**Aim**
Lines that include the word "Overprint" are the ones to copy.

**Rows**
**********

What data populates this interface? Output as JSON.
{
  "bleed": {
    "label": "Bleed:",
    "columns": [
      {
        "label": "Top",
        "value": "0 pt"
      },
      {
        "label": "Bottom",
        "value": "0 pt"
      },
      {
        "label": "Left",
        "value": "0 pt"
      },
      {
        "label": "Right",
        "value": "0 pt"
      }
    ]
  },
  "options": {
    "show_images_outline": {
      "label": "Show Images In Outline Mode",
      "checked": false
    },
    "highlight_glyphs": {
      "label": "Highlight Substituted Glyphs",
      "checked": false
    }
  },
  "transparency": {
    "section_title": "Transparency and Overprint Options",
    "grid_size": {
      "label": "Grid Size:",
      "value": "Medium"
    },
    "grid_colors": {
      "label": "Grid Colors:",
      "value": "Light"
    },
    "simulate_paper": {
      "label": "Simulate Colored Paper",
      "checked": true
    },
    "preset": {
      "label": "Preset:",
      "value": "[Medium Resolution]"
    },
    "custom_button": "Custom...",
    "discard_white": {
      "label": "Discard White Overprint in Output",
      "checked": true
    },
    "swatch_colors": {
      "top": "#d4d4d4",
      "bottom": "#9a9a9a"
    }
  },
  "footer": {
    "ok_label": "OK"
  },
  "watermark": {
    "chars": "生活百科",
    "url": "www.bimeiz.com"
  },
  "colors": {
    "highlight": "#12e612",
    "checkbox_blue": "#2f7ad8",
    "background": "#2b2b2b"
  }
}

**********

**Correct output**
    "section_title": "Transparency and Overprint Options",
      "label": "Discard White Overprint in Output",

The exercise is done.